== Set problem ==
List each line of the data that holds the string "banking".

== Provided records ==
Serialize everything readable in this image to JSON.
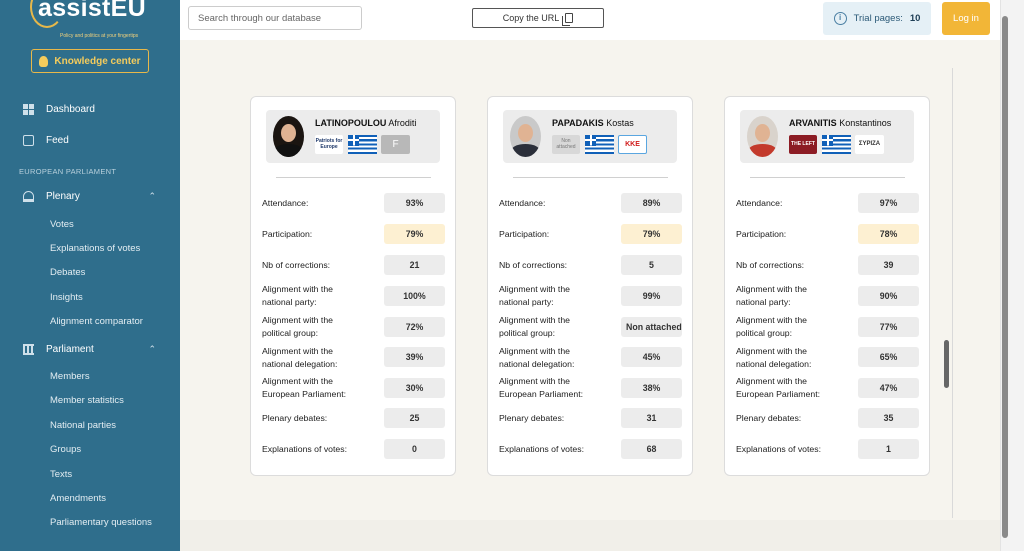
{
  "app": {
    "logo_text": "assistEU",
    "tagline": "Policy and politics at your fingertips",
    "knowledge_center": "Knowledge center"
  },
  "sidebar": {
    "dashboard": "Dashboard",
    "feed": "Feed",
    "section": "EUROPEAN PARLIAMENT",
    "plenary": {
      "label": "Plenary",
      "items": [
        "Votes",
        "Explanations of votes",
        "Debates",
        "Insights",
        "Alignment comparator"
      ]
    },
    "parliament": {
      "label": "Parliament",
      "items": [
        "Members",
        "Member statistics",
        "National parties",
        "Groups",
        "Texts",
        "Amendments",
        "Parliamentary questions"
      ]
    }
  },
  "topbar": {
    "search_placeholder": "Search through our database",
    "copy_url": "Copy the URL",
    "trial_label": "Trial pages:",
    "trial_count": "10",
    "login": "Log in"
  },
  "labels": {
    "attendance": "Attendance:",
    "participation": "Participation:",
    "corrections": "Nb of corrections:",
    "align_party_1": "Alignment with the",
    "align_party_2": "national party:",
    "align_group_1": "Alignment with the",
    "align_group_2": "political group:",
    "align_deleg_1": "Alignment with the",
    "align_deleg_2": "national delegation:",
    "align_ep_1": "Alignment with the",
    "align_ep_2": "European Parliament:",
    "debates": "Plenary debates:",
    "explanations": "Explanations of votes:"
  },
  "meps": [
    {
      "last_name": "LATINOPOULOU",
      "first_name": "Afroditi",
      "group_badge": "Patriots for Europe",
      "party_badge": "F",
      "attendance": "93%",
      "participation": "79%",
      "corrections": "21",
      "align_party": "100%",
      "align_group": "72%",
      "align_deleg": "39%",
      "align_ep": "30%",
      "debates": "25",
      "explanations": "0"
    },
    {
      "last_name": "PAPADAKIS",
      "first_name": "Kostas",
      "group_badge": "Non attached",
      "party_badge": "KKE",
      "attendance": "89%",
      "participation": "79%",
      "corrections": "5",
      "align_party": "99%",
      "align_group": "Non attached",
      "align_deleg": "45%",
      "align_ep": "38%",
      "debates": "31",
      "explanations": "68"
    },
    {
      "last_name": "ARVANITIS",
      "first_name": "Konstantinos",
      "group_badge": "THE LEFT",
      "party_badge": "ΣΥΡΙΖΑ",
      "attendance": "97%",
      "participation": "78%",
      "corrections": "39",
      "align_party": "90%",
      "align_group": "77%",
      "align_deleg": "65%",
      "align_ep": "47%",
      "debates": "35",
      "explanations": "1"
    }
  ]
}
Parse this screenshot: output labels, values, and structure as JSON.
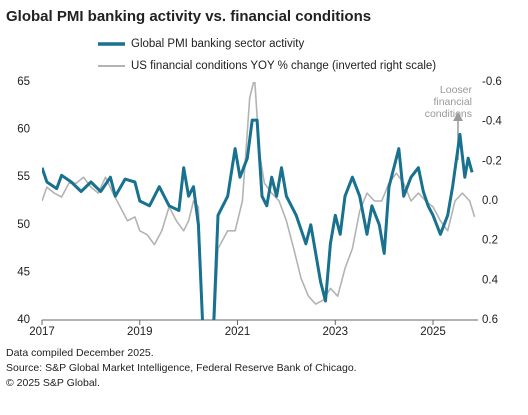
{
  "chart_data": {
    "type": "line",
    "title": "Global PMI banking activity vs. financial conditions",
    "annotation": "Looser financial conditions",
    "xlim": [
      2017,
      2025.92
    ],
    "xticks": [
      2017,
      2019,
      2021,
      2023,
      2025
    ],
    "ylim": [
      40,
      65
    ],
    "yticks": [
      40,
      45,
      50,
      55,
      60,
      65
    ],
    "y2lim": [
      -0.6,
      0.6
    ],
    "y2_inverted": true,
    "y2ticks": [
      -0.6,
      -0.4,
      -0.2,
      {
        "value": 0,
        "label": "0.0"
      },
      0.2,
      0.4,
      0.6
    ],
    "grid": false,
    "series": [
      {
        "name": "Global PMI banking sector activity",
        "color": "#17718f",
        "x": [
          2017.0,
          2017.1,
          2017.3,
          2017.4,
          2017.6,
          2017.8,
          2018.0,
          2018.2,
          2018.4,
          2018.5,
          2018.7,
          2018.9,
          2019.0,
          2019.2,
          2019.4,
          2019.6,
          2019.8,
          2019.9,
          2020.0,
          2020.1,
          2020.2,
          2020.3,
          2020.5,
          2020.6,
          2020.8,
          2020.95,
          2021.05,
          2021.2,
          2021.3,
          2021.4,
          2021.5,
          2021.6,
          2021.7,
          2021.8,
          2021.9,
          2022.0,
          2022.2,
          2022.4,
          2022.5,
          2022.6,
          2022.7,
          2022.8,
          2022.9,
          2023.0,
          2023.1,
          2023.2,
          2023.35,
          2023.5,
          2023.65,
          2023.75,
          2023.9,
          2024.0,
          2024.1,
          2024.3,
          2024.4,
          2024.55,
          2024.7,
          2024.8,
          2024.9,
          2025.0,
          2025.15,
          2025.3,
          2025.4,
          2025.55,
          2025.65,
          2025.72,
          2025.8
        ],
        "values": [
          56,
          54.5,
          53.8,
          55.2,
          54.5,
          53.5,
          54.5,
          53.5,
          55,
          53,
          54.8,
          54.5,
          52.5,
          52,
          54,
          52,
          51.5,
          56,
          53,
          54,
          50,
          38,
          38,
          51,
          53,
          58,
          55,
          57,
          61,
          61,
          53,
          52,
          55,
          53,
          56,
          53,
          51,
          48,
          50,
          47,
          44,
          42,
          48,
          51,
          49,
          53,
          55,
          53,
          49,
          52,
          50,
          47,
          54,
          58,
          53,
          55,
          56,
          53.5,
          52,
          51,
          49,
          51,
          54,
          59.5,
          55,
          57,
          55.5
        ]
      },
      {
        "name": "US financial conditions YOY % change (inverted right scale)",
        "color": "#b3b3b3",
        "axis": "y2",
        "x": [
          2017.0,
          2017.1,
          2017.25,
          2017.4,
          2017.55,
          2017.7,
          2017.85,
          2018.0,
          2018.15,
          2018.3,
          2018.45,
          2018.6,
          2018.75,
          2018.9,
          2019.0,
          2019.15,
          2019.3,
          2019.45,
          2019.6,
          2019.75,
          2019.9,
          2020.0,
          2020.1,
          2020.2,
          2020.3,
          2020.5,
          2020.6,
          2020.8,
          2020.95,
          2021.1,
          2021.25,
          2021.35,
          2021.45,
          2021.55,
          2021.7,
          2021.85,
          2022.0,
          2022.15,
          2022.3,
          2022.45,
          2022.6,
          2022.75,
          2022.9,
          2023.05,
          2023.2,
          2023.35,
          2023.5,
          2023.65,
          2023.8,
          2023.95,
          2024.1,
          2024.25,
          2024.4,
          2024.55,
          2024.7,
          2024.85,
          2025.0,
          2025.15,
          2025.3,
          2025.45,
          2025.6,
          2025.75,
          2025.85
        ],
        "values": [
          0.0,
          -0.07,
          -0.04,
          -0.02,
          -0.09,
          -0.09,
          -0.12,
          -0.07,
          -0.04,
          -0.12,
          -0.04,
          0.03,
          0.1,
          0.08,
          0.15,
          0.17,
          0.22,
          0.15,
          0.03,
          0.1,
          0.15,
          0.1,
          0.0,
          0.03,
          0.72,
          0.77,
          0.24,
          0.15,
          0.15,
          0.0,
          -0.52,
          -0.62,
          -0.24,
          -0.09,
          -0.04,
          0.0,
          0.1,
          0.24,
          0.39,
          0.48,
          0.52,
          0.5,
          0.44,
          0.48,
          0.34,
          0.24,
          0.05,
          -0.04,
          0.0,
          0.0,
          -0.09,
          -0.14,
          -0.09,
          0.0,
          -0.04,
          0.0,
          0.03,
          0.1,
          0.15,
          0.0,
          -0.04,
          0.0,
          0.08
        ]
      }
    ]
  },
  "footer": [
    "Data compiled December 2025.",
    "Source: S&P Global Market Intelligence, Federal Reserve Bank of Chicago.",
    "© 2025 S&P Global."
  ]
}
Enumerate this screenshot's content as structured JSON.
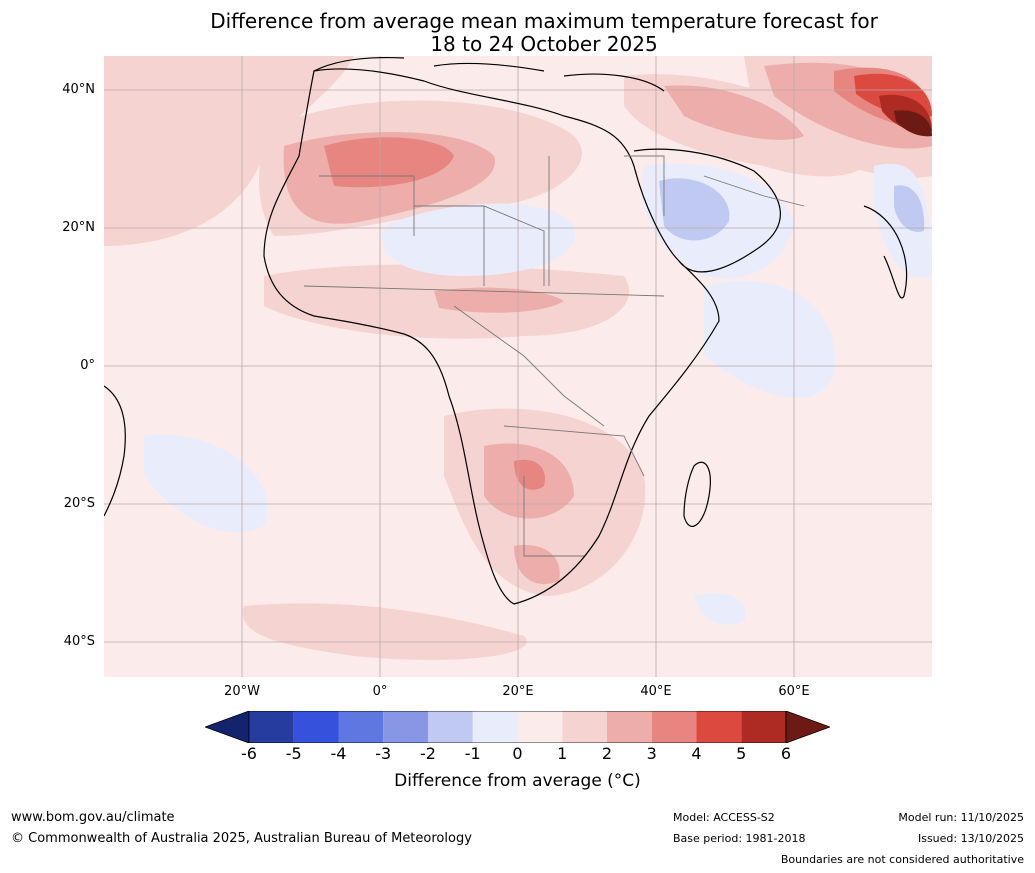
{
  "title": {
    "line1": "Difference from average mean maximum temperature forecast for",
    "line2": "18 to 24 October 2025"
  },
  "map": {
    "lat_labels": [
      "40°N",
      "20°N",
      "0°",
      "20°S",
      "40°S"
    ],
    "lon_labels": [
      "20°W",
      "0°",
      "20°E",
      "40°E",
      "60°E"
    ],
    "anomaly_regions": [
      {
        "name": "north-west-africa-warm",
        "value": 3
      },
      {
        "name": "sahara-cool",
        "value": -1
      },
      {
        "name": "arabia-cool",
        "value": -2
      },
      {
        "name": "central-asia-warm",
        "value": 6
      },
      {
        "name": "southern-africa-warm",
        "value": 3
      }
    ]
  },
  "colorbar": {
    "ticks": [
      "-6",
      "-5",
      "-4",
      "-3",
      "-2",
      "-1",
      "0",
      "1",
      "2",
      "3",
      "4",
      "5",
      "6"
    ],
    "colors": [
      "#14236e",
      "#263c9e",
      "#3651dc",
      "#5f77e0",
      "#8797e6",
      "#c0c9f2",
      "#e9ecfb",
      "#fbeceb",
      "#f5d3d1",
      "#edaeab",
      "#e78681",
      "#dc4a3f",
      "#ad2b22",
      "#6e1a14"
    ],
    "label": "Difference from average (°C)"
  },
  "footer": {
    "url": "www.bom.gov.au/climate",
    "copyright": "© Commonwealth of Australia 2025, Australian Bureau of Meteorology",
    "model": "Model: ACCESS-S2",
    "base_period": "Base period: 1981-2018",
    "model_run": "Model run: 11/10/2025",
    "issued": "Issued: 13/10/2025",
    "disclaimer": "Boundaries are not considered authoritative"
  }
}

== Reply ==
    "title": "Global PMI banking activity vs. financial conditions",
        "name": "Global PMI banking sector activity",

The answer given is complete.